- _Records supplied_
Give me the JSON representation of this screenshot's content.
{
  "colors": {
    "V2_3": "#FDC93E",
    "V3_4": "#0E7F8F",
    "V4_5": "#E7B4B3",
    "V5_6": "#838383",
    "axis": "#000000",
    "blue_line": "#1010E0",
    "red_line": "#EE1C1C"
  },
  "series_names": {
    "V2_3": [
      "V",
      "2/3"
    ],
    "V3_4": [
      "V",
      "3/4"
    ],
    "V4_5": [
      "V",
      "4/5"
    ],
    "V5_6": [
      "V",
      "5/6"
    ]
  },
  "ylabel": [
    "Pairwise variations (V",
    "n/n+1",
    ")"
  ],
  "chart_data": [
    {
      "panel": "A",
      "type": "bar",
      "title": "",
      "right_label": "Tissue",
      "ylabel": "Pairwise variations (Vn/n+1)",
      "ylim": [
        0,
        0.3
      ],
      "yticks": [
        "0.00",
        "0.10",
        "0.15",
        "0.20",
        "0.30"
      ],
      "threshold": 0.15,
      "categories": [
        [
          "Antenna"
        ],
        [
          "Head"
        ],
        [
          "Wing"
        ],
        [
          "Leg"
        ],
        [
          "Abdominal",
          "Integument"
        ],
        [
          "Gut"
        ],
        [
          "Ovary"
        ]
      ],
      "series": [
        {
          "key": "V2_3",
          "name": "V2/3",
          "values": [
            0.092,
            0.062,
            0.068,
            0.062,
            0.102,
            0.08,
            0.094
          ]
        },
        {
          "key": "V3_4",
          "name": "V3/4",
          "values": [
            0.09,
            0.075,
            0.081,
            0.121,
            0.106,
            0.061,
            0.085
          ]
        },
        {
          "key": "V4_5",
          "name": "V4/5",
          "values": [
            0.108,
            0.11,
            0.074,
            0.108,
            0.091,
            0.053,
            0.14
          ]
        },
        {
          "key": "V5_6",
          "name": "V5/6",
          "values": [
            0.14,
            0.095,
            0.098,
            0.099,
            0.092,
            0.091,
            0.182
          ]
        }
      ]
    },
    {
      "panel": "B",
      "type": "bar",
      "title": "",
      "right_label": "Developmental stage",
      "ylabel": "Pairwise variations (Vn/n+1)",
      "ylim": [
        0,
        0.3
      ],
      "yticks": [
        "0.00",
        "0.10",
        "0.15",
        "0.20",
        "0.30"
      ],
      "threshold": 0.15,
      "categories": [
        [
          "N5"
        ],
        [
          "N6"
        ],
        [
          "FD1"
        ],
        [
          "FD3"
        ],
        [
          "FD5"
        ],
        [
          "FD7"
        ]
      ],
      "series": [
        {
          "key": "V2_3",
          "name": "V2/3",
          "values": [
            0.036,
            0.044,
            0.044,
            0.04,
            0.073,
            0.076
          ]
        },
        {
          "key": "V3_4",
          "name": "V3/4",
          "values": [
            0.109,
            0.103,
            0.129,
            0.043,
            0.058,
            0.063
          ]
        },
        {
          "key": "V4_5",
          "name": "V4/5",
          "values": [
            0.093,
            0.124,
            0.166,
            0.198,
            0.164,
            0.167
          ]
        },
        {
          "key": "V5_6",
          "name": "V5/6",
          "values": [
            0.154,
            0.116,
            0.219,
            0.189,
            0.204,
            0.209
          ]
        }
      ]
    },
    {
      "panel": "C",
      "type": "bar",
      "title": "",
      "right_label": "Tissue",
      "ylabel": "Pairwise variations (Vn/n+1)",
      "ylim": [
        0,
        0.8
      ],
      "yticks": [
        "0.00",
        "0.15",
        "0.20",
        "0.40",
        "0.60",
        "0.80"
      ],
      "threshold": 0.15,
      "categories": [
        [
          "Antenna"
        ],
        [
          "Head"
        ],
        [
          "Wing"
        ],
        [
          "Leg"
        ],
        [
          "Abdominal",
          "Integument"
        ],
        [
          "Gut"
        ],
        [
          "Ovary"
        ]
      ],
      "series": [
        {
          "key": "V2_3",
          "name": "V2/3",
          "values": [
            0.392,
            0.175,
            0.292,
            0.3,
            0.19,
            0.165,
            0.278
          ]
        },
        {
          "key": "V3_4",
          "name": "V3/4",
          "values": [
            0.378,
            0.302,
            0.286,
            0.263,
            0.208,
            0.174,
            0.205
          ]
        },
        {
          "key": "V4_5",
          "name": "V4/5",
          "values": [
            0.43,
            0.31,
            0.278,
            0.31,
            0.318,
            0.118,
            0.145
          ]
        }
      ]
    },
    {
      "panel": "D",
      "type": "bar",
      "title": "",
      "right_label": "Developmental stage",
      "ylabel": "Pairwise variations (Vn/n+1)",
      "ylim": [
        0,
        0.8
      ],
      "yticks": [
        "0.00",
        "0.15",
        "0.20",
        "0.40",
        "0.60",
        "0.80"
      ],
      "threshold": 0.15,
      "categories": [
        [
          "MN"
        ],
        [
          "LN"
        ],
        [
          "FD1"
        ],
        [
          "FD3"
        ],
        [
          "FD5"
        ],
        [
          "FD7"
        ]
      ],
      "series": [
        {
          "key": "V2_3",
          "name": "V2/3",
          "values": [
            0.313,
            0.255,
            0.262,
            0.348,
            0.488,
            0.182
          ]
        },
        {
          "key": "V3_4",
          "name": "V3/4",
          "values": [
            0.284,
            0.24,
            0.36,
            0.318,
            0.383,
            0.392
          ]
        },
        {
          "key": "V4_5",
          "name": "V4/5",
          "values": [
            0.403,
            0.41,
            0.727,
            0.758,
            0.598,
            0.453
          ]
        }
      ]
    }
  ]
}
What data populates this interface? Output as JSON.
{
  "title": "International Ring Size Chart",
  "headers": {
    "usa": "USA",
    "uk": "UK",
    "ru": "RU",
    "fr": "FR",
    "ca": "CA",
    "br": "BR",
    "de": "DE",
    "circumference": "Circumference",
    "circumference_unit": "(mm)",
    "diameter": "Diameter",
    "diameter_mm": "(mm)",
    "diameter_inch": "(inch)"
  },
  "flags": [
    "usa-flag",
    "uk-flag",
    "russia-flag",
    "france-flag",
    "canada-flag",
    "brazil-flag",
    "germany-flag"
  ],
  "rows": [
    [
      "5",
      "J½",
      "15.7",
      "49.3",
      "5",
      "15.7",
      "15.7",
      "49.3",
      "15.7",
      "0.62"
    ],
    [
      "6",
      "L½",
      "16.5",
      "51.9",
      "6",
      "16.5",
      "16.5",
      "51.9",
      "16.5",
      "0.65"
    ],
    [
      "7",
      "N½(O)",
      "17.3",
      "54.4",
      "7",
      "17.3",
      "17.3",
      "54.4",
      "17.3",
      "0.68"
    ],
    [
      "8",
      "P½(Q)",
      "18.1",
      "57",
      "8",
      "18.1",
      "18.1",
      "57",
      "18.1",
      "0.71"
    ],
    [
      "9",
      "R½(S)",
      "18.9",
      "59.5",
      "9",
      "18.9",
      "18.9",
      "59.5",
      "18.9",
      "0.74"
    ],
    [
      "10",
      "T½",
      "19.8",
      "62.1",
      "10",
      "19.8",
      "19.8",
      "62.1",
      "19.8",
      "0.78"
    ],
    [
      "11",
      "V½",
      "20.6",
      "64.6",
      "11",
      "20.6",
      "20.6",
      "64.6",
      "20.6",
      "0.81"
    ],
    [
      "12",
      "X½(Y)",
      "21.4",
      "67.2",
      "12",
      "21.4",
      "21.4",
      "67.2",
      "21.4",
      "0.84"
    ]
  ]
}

- _What is asked_
Output the full listing without altering anything.

- _Complete response_
Give me the JSON representation of this screenshot's content.
{
  "colors": {
    "V2_3": "#FDC93E",
    "V3_4": "#0E7F8F",
    "V4_5": "#E7B4B3",
    "V5_6": "#838383",
    "axis": "#000000",
    "blue_line": "#1010E0",
    "red_line": "#EE1C1C"
  },
  "series_names": {
    "V2_3": [
      "V",
      "2/3"
    ],
    "V3_4": [
      "V",
      "3/4"
    ],
    "V4_5": [
      "V",
      "4/5"
    ],
    "V5_6": [
      "V",
      "5/6"
    ]
  },
  "ylabel": [
    "Pairwise variations (V",
    "n/n+1",
    ")"
  ],
  "chart_data": [
    {
      "panel": "A",
      "type": "bar",
      "title": "",
      "right_label": "Tissue",
      "ylabel": "Pairwise variations (Vn/n+1)",
      "ylim": [
        0,
        0.3
      ],
      "yticks": [
        "0.00",
        "0.10",
        "0.15",
        "0.20",
        "0.30"
      ],
      "threshold": 0.15,
      "categories": [
        [
          "Antenna"
        ],
        [
          "Head"
        ],
        [
          "Wing"
        ],
        [
          "Leg"
        ],
        [
          "Abdominal",
          "Integument"
        ],
        [
          "Gut"
        ],
        [
          "Ovary"
        ]
      ],
      "series": [
        {
          "key": "V2_3",
          "name": "V2/3",
          "values": [
            0.092,
            0.062,
            0.068,
            0.062,
            0.102,
            0.08,
            0.094
          ]
        },
        {
          "key": "V3_4",
          "name": "V3/4",
          "values": [
            0.09,
            0.075,
            0.081,
            0.121,
            0.106,
            0.061,
            0.085
          ]
        },
        {
          "key": "V4_5",
          "name": "V4/5",
          "values": [
            0.108,
            0.11,
            0.074,
            0.108,
            0.091,
            0.053,
            0.14
          ]
        },
        {
          "key": "V5_6",
          "name": "V5/6",
          "values": [
            0.14,
            0.095,
            0.098,
            0.099,
            0.092,
            0.091,
            0.182
          ]
        }
      ]
    },
    {
      "panel": "B",
      "type": "bar",
      "title": "",
      "right_label": "Developmental stage",
      "ylabel": "Pairwise variations (Vn/n+1)",
      "ylim": [
        0,
        0.3
      ],
      "yticks": [
        "0.00",
        "0.10",
        "0.15",
        "0.20",
        "0.30"
      ],
      "threshold": 0.15,
      "categories": [
        [
          "N5"
        ],
        [
          "N6"
        ],
        [
          "FD1"
        ],
        [
          "FD3"
        ],
        [
          "FD5"
        ],
        [
          "FD7"
        ]
      ],
      "series": [
        {
          "key": "V2_3",
          "name": "V2/3",
          "values": [
            0.036,
            0.044,
            0.044,
            0.04,
            0.073,
            0.076
          ]
        },
        {
          "key": "V3_4",
          "name": "V3/4",
          "values": [
            0.109,
            0.103,
            0.129,
            0.043,
            0.058,
            0.063
          ]
        },
        {
          "key": "V4_5",
          "name": "V4/5",
          "values": [
            0.093,
            0.124,
            0.166,
            0.198,
            0.164,
            0.167
          ]
        },
        {
          "key": "V5_6",
          "name": "V5/6",
          "values": [
            0.154,
            0.116,
            0.219,
            0.189,
            0.204,
            0.209
          ]
        }
      ]
    },
    {
      "panel": "C",
      "type": "bar",
      "title": "",
      "right_label": "Tissue",
      "ylabel": "Pairwise variations (Vn/n+1)",
      "ylim": [
        0,
        0.8
      ],
      "yticks": [
        "0.00",
        "0.15",
        "0.20",
        "0.40",
        "0.60",
        "0.80"
      ],
      "threshold": 0.15,
      "categories": [
        [
          "Antenna"
        ],
        [
          "Head"
        ],
        [
          "Wing"
        ],
        [
          "Leg"
        ],
        [
          "Abdominal",
          "Integument"
        ],
        [
          "Gut"
        ],
        [
          "Ovary"
        ]
      ],
      "series": [
        {
          "key": "V2_3",
          "name": "V2/3",
          "values": [
            0.392,
            0.175,
            0.292,
            0.3,
            0.19,
            0.165,
            0.278
          ]
        },
        {
          "key": "V3_4",
          "name": "V3/4",
          "values": [
            0.378,
            0.302,
            0.286,
            0.263,
            0.208,
            0.174,
            0.205
          ]
        },
        {
          "key": "V4_5",
          "name": "V4/5",
          "values": [
            0.43,
            0.31,
            0.278,
            0.31,
            0.318,
            0.118,
            0.145
          ]
        }
      ]
    },
    {
      "panel": "D",
      "type": "bar",
      "title": "",
      "right_label": "Developmental stage",
      "ylabel": "Pairwise variations (Vn/n+1)",
      "ylim": [
        0,
        0.8
      ],
      "yticks": [
        "0.00",
        "0.15",
        "0.20",
        "0.40",
        "0.60",
        "0.80"
      ],
      "threshold": 0.15,
      "categories": [
        [
          "MN"
        ],
        [
          "LN"
        ],
        [
          "FD1"
        ],
        [
          "FD3"
        ],
        [
          "FD5"
        ],
        [
          "FD7"
        ]
      ],
      "series": [
        {
          "key": "V2_3",
          "name": "V2/3",
          "values": [
            0.313,
            0.255,
            0.262,
            0.348,
            0.488,
            0.182
          ]
        },
        {
          "key": "V3_4",
          "name": "V3/4",
          "values": [
            0.284,
            0.24,
            0.36,
            0.318,
            0.383,
            0.392
          ]
        },
        {
          "key": "V4_5",
          "name": "V4/5",
          "values": [
            0.403,
            0.41,
            0.727,
            0.758,
            0.598,
            0.453
          ]
        }
      ]
    }
  ]
}
What data populates this interface? Output as JSON.
{
  "title": "International Ring Size Chart",
  "headers": {
    "usa": "USA",
    "uk": "UK",
    "ru": "RU",
    "fr": "FR",
    "ca": "CA",
    "br": "BR",
    "de": "DE",
    "circumference": "Circumference",
    "circumference_unit": "(mm)",
    "diameter": "Diameter",
    "diameter_mm": "(mm)",
    "diameter_inch": "(inch)"
  },
  "flags": [
    "usa-flag",
    "uk-flag",
    "russia-flag",
    "france-flag",
    "canada-flag",
    "brazil-flag",
    "germany-flag"
  ],
  "rows": [
    [
      "5",
      "J½",
      "15.7",
      "49.3",
      "5",
      "15.7",
      "15.7",
      "49.3",
      "15.7",
      "0.62"
    ],
    [
      "6",
      "L½",
      "16.5",
      "51.9",
      "6",
      "16.5",
      "16.5",
      "51.9",
      "16.5",
      "0.65"
    ],
    [
      "7",
      "N½(O)",
      "17.3",
      "54.4",
      "7",
      "17.3",
      "17.3",
      "54.4",
      "17.3",
      "0.68"
    ],
    [
      "8",
      "P½(Q)",
      "18.1",
      "57",
      "8",
      "18.1",
      "18.1",
      "57",
      "18.1",
      "0.71"
    ],
    [
      "9",
      "R½(S)",
      "18.9",
      "59.5",
      "9",
      "18.9",
      "18.9",
      "59.5",
      "18.9",
      "0.74"
    ],
    [
      "10",
      "T½",
      "19.8",
      "62.1",
      "10",
      "19.8",
      "19.8",
      "62.1",
      "19.8",
      "0.78"
    ],
    [
      "11",
      "V½",
      "20.6",
      "64.6",
      "11",
      "20.6",
      "20.6",
      "64.6",
      "20.6",
      "0.81"
    ],
    [
      "12",
      "X½(Y)",
      "21.4",
      "67.2",
      "12",
      "21.4",
      "21.4",
      "67.2",
      "21.4",
      "0.84"
    ]
  ]
}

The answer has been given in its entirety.